Saved entries:
---
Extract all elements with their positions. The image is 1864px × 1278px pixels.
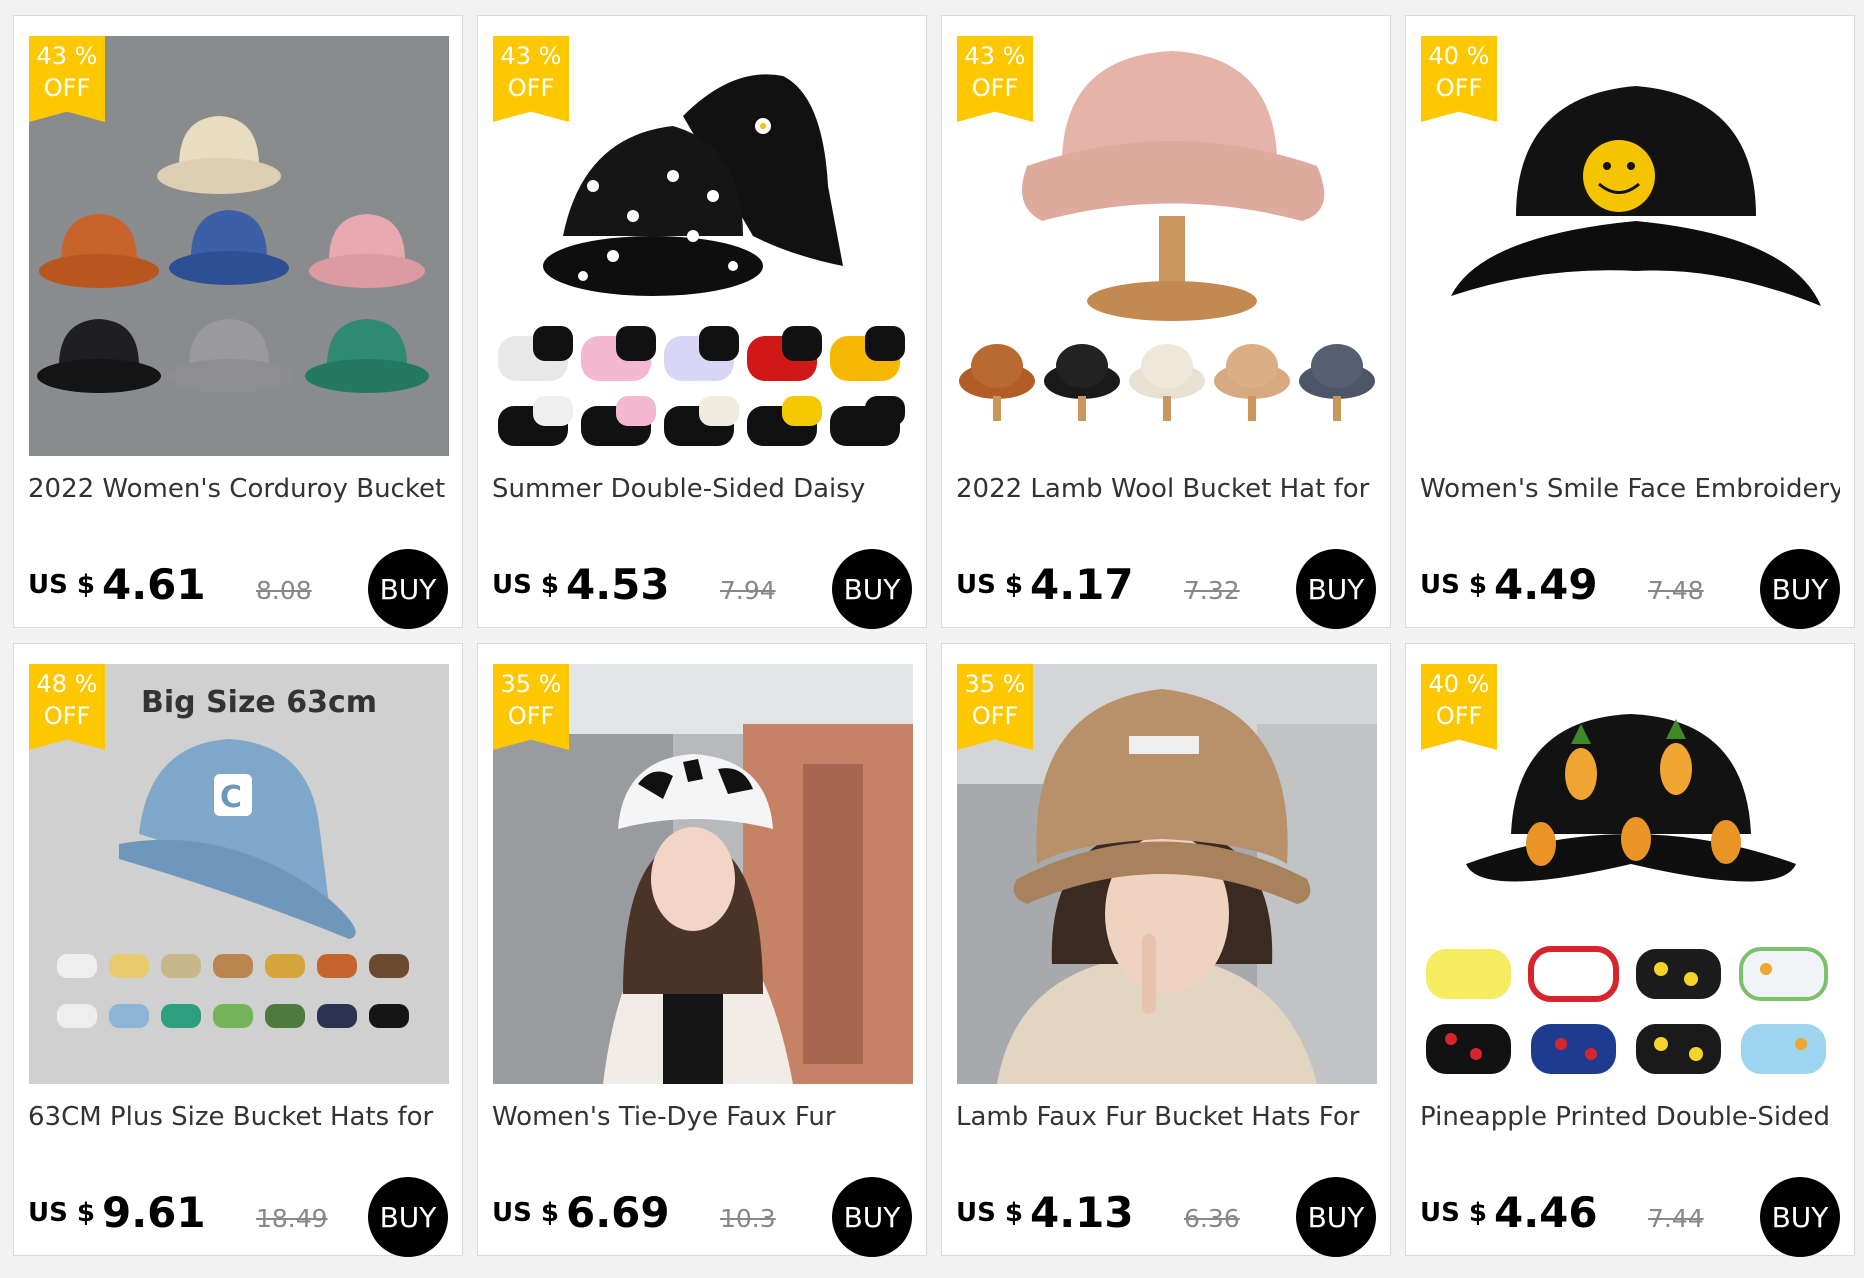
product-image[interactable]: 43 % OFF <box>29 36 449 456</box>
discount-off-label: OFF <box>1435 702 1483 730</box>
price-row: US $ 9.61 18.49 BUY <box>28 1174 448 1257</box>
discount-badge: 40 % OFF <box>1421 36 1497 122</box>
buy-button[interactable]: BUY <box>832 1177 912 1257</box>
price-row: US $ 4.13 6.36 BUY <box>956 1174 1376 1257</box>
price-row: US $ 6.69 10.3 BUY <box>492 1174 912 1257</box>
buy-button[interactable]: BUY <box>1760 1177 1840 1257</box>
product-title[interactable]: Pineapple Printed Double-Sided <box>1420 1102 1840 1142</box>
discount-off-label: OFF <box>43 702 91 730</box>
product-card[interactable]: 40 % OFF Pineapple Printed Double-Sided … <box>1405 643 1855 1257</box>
---
THE EXERCISE: Render every line of the records above as a JSON list of strings, one string per line, skipping any blank lines. Omit the pictures from your answer.

OUTPUT FOR THIS TASK:
[
  "Extract all elements with their positions. The image is 1864px × 1278px pixels.",
  "product-image[interactable]: 43 % OFF <box>29 36 449 456</box>",
  "discount-off-label: OFF <box>1435 702 1483 730</box>",
  "price-row: US $ 9.61 18.49 BUY <box>28 1174 448 1257</box>",
  "discount-badge: 40 % OFF <box>1421 36 1497 122</box>",
  "buy-button[interactable]: BUY <box>832 1177 912 1257</box>",
  "price-row: US $ 4.13 6.36 BUY <box>956 1174 1376 1257</box>",
  "price-row: US $ 6.69 10.3 BUY <box>492 1174 912 1257</box>",
  "buy-button[interactable]: BUY <box>1760 1177 1840 1257</box>",
  "product-title[interactable]: Pineapple Printed Double-Sided <box>1420 1102 1840 1142</box>",
  "discount-off-label: OFF <box>43 702 91 730</box>",
  "product-card[interactable]: 40 % OFF Pineapple Printed Double-Sided … <box>1405 643 1855 1257</box>"
]